• TASK TO CARRY OUT
Tally all lines containing the word "JSON". Give the number alone.
==============================
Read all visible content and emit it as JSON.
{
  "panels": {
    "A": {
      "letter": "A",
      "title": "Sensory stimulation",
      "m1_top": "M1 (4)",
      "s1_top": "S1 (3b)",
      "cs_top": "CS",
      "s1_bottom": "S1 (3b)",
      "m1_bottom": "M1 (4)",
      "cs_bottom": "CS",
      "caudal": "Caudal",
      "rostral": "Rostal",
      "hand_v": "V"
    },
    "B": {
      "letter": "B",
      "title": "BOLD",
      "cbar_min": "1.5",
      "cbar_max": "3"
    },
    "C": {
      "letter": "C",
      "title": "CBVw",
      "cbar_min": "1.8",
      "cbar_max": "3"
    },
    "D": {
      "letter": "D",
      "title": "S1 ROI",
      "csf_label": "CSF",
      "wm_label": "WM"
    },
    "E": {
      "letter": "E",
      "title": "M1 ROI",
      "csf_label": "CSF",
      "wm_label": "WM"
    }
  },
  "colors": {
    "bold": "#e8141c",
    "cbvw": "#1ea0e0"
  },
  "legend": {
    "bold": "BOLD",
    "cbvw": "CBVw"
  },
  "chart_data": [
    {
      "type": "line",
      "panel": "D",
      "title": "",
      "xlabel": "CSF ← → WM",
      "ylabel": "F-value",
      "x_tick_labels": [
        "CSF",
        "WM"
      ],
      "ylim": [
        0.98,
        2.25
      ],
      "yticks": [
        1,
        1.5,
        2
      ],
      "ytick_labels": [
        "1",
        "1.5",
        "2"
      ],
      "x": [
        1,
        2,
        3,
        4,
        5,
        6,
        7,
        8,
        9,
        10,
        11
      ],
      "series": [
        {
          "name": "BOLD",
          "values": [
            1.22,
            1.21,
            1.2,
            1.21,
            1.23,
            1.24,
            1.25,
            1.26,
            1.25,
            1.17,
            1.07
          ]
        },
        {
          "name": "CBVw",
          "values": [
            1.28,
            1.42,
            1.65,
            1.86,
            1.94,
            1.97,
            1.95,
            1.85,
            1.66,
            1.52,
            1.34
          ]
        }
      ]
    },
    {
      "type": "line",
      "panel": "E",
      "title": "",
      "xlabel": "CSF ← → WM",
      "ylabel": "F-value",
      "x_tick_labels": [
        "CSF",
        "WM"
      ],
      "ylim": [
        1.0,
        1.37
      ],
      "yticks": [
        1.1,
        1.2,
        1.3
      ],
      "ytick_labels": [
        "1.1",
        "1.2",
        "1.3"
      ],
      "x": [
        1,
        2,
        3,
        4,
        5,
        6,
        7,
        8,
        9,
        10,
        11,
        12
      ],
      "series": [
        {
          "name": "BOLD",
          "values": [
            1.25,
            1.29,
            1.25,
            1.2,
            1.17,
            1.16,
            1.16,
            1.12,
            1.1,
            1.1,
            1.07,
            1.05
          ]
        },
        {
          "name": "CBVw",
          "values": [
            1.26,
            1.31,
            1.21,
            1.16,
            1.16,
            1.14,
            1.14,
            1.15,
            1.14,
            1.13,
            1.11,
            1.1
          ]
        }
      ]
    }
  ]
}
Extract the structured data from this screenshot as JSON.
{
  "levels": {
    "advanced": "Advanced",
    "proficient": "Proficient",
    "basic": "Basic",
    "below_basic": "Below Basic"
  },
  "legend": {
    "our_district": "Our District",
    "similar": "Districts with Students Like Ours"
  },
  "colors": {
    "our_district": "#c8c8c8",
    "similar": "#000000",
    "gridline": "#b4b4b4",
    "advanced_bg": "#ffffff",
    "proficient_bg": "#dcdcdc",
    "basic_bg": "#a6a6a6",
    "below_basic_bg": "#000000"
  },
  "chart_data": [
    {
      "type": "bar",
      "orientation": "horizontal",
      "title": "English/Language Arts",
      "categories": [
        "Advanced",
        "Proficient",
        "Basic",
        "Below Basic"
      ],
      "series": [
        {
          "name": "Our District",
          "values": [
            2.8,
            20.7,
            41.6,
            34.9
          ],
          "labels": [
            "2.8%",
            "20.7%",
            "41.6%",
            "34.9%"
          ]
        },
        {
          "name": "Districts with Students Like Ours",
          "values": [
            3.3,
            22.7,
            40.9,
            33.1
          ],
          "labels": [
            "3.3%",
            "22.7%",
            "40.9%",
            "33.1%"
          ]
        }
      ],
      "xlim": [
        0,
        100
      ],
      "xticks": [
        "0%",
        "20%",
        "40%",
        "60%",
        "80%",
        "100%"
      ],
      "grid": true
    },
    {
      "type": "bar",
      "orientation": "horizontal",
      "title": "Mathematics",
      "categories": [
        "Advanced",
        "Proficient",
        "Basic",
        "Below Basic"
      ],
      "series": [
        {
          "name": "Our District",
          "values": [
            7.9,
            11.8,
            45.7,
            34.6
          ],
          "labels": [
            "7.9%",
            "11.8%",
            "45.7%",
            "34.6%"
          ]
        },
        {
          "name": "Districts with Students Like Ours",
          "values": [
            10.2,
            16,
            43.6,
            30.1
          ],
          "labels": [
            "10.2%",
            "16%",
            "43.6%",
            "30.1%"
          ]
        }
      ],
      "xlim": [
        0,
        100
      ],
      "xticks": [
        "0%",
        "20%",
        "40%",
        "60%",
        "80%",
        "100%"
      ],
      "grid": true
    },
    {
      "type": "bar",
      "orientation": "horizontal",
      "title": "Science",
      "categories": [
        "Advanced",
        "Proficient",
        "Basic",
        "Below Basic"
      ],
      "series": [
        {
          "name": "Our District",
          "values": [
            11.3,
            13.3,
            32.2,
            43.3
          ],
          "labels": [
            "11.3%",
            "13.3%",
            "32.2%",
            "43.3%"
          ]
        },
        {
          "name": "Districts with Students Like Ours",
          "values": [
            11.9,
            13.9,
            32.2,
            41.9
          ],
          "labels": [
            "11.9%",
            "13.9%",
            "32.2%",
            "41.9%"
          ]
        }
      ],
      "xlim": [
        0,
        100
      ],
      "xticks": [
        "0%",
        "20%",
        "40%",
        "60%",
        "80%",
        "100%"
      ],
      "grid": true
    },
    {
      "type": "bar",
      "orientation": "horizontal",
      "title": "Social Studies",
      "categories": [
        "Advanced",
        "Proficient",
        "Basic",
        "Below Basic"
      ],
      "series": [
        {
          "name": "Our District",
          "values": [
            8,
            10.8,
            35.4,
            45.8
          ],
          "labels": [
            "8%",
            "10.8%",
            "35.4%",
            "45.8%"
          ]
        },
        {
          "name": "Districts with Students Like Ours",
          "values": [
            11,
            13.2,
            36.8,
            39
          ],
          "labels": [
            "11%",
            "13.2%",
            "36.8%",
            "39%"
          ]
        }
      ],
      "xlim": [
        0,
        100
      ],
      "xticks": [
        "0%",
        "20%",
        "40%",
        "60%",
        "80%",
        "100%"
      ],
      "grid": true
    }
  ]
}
==============================
• CORRECT RESULT
2